(Records from the dataset)
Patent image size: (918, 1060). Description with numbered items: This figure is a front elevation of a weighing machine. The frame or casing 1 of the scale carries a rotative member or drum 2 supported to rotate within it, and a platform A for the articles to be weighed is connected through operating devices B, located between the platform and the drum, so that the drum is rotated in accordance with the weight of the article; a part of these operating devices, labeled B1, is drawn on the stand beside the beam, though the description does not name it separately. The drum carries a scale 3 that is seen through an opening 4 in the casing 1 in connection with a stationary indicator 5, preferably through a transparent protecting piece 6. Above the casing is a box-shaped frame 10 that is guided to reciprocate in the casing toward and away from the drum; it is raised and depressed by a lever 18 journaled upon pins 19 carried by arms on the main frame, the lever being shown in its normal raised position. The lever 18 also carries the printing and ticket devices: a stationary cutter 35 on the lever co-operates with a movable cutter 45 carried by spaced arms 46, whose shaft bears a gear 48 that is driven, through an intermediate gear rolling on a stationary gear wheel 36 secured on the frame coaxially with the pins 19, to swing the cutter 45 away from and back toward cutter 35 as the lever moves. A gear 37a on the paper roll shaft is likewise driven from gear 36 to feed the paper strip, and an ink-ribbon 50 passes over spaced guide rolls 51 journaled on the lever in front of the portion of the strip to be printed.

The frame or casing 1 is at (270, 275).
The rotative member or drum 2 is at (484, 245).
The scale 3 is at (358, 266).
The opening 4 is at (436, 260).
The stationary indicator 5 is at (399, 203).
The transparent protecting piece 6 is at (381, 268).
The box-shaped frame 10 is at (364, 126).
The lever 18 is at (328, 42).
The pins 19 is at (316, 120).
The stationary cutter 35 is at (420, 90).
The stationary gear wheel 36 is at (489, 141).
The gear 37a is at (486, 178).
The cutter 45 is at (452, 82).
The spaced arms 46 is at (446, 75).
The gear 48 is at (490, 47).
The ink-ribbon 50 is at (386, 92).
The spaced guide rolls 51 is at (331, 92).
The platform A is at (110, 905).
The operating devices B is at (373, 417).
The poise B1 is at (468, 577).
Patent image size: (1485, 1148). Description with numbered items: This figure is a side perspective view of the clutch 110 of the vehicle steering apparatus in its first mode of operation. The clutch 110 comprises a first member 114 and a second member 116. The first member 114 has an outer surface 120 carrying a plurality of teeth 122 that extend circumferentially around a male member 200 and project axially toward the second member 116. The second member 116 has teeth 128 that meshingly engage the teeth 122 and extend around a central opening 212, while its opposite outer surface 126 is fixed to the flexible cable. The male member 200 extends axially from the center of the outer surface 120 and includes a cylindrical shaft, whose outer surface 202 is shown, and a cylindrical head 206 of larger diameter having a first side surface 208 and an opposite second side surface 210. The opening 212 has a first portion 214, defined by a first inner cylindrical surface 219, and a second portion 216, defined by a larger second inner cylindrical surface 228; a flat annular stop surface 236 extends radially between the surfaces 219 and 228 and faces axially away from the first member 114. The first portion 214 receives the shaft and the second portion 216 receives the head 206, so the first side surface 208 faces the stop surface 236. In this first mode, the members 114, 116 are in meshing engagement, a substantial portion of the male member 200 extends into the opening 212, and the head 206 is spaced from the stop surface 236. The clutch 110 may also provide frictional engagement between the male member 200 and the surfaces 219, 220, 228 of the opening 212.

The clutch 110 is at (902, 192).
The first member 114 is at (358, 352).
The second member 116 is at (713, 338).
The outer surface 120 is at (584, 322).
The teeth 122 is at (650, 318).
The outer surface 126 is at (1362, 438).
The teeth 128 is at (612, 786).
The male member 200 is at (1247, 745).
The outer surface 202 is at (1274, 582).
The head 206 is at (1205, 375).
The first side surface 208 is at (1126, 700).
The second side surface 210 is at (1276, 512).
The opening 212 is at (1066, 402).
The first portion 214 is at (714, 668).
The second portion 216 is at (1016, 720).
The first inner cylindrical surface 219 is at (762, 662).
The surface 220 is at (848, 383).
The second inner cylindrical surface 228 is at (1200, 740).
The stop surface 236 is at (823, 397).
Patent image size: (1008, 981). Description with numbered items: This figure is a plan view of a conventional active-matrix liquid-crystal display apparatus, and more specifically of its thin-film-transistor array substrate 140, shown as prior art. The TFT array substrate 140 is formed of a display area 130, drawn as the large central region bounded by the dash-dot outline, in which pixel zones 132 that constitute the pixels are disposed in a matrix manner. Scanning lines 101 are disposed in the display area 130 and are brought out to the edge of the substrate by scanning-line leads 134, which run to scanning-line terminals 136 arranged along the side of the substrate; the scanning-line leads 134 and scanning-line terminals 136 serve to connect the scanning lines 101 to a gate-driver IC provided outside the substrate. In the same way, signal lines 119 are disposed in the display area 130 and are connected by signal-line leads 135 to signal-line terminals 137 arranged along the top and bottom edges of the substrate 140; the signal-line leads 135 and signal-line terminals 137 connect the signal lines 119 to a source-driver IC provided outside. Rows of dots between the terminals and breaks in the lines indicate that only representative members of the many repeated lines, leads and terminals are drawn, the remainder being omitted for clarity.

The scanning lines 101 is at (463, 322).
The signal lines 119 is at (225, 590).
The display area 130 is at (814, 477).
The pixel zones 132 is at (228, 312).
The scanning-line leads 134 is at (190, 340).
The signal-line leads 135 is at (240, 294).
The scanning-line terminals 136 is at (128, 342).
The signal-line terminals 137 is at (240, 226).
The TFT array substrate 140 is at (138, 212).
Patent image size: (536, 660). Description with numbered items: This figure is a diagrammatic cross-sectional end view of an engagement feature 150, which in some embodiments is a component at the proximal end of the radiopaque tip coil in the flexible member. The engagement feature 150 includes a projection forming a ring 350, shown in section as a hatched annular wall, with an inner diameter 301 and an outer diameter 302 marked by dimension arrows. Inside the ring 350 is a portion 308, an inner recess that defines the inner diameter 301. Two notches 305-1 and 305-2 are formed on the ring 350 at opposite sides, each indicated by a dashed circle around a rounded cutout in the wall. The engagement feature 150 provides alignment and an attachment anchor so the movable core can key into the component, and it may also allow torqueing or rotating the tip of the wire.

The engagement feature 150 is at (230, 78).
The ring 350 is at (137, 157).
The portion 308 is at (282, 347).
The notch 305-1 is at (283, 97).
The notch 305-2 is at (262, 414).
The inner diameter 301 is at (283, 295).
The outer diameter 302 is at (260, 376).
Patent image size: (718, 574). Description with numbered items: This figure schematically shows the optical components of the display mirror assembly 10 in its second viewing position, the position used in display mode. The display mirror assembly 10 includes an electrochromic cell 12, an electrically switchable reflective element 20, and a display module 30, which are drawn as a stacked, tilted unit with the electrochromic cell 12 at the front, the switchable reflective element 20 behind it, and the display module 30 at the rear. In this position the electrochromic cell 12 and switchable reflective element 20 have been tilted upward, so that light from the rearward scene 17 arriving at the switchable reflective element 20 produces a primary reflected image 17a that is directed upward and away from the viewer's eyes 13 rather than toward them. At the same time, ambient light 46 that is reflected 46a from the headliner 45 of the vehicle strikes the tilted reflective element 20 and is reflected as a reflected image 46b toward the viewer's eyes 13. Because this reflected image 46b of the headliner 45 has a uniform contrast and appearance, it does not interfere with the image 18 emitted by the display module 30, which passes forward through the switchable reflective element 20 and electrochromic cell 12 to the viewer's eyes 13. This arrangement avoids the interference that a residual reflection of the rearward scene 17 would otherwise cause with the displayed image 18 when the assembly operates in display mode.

→ Written request
Reproduce every line of the items above, unchanged and in the same order.

→ Task solution
Patent image size: (918, 1060). Description with numbered items: This figure is a front elevation of a weighing machine. The frame or casing 1 of the scale carries a rotative member or drum 2 supported to rotate within it, and a platform A for the articles to be weighed is connected through operating devices B, located between the platform and the drum, so that the drum is rotated in accordance with the weight of the article; a part of these operating devices, labeled B1, is drawn on the stand beside the beam, though the description does not name it separately. The drum carries a scale 3 that is seen through an opening 4 in the casing 1 in connection with a stationary indicator 5, preferably through a transparent protecting piece 6. Above the casing is a box-shaped frame 10 that is guided to reciprocate in the casing toward and away from the drum; it is raised and depressed by a lever 18 journaled upon pins 19 carried by arms on the main frame, the lever being shown in its normal raised position. The lever 18 also carries the printing and ticket devices: a stationary cutter 35 on the lever co-operates with a movable cutter 45 carried by spaced arms 46, whose shaft bears a gear 48 that is driven, through an intermediate gear rolling on a stationary gear wheel 36 secured on the frame coaxially with the pins 19, to swing the cutter 45 away from and back toward cutter 35 as the lever moves. A gear 37a on the paper roll shaft is likewise driven from gear 36 to feed the paper strip, and an ink-ribbon 50 passes over spaced guide rolls 51 journaled on the lever in front of the portion of the strip to be printed.

The frame or casing 1 is at (270, 275).
The rotative member or drum 2 is at (484, 245).
The scale 3 is at (358, 266).
The opening 4 is at (436, 260).
The stationary indicator 5 is at (399, 203).
The transparent protecting piece 6 is at (381, 268).
The box-shaped frame 10 is at (364, 126).
The lever 18 is at (328, 42).
The pins 19 is at (316, 120).
The stationary cutter 35 is at (420, 90).
The stationary gear wheel 36 is at (489, 141).
The gear 37a is at (486, 178).
The cutter 45 is at (452, 82).
The spaced arms 46 is at (446, 75).
The gear 48 is at (490, 47).
The ink-ribbon 50 is at (386, 92).
The spaced guide rolls 51 is at (331, 92).
The platform A is at (110, 905).
The operating devices B is at (373, 417).
The poise B1 is at (468, 577).
Patent image size: (1485, 1148). Description with numbered items: This figure is a side perspective view of the clutch 110 of the vehicle steering apparatus in its first mode of operation. The clutch 110 comprises a first member 114 and a second member 116. The first member 114 has an outer surface 120 carrying a plurality of teeth 122 that extend circumferentially around a male member 200 and project axially toward the second member 116. The second member 116 has teeth 128 that meshingly engage the teeth 122 and extend around a central opening 212, while its opposite outer surface 126 is fixed to the flexible cable. The male member 200 extends axially from the center of the outer surface 120 and includes a cylindrical shaft, whose outer surface 202 is shown, and a cylindrical head 206 of larger diameter having a first side surface 208 and an opposite second side surface 210. The opening 212 has a first portion 214, defined by a first inner cylindrical surface 219, and a second portion 216, defined by a larger second inner cylindrical surface 228; a flat annular stop surface 236 extends radially between the surfaces 219 and 228 and faces axially away from the first member 114. The first portion 214 receives the shaft and the second portion 216 receives the head 206, so the first side surface 208 faces the stop surface 236. In this first mode, the members 114, 116 are in meshing engagement, a substantial portion of the male member 200 extends into the opening 212, and the head 206 is spaced from the stop surface 236. The clutch 110 may also provide frictional engagement between the male member 200 and the surfaces 219, 220, 228 of the opening 212.

The clutch 110 is at (902, 192).
The first member 114 is at (358, 352).
The second member 116 is at (713, 338).
The outer surface 120 is at (584, 322).
The teeth 122 is at (650, 318).
The outer surface 126 is at (1362, 438).
The teeth 128 is at (612, 786).
The male member 200 is at (1247, 745).
The outer surface 202 is at (1274, 582).
The head 206 is at (1205, 375).
The first side surface 208 is at (1126, 700).
The second side surface 210 is at (1276, 512).
The opening 212 is at (1066, 402).
The first portion 214 is at (714, 668).
The second portion 216 is at (1016, 720).
The first inner cylindrical surface 219 is at (762, 662).
The surface 220 is at (848, 383).
The second inner cylindrical surface 228 is at (1200, 740).
The stop surface 236 is at (823, 397).
Patent image size: (1008, 981). Description with numbered items: This figure is a plan view of a conventional active-matrix liquid-crystal display apparatus, and more specifically of its thin-film-transistor array substrate 140, shown as prior art. The TFT array substrate 140 is formed of a display area 130, drawn as the large central region bounded by the dash-dot outline, in which pixel zones 132 that constitute the pixels are disposed in a matrix manner. Scanning lines 101 are disposed in the display area 130 and are brought out to the edge of the substrate by scanning-line leads 134, which run to scanning-line terminals 136 arranged along the side of the substrate; the scanning-line leads 134 and scanning-line terminals 136 serve to connect the scanning lines 101 to a gate-driver IC provided outside the substrate. In the same way, signal lines 119 are disposed in the display area 130 and are connected by signal-line leads 135 to signal-line terminals 137 arranged along the top and bottom edges of the substrate 140; the signal-line leads 135 and signal-line terminals 137 connect the signal lines 119 to a source-driver IC provided outside. Rows of dots between the terminals and breaks in the lines indicate that only representative members of the many repeated lines, leads and terminals are drawn, the remainder being omitted for clarity.

The scanning lines 101 is at (463, 322).
The signal lines 119 is at (225, 590).
The display area 130 is at (814, 477).
The pixel zones 132 is at (228, 312).
The scanning-line leads 134 is at (190, 340).
The signal-line leads 135 is at (240, 294).
The scanning-line terminals 136 is at (128, 342).
The signal-line terminals 137 is at (240, 226).
The TFT array substrate 140 is at (138, 212).
Patent image size: (536, 660). Description with numbered items: This figure is a diagrammatic cross-sectional end view of an engagement feature 150, which in some embodiments is a component at the proximal end of the radiopaque tip coil in the flexible member. The engagement feature 150 includes a projection forming a ring 350, shown in section as a hatched annular wall, with an inner diameter 301 and an outer diameter 302 marked by dimension arrows. Inside the ring 350 is a portion 308, an inner recess that defines the inner diameter 301. Two notches 305-1 and 305-2 are formed on the ring 350 at opposite sides, each indicated by a dashed circle around a rounded cutout in the wall. The engagement feature 150 provides alignment and an attachment anchor so the movable core can key into the component, and it may also allow torqueing or rotating the tip of the wire.

The engagement feature 150 is at (230, 78).
The ring 350 is at (137, 157).
The portion 308 is at (282, 347).
The notch 305-1 is at (283, 97).
The notch 305-2 is at (262, 414).
The inner diameter 301 is at (283, 295).
The outer diameter 302 is at (260, 376).
Patent image size: (718, 574). Description with numbered items: This figure schematically shows the optical components of the display mirror assembly 10 in its second viewing position, the position used in display mode. The display mirror assembly 10 includes an electrochromic cell 12, an electrically switchable reflective element 20, and a display module 30, which are drawn as a stacked, tilted unit with the electrochromic cell 12 at the front, the switchable reflective element 20 behind it, and the display module 30 at the rear. In this position the electrochromic cell 12 and switchable reflective element 20 have been tilted upward, so that light from the rearward scene 17 arriving at the switchable reflective element 20 produces a primary reflected image 17a that is directed upward and away from the viewer's eyes 13 rather than toward them. At the same time, ambient light 46 that is reflected 46a from the headliner 45 of the vehicle strikes the tilted reflective element 20 and is reflected as a reflected image 46b toward the viewer's eyes 13. Because this reflected image 46b of the headliner 45 has a uniform contrast and appearance, it does not interfere with the image 18 emitted by the display module 30, which passes forward through the switchable reflective element 20 and electrochromic cell 12 to the viewer's eyes 13. This arrangement avoids the interference that a residual reflection of the rearward scene 17 would otherwise cause with the displayed image 18 when the assembly operates in display mode.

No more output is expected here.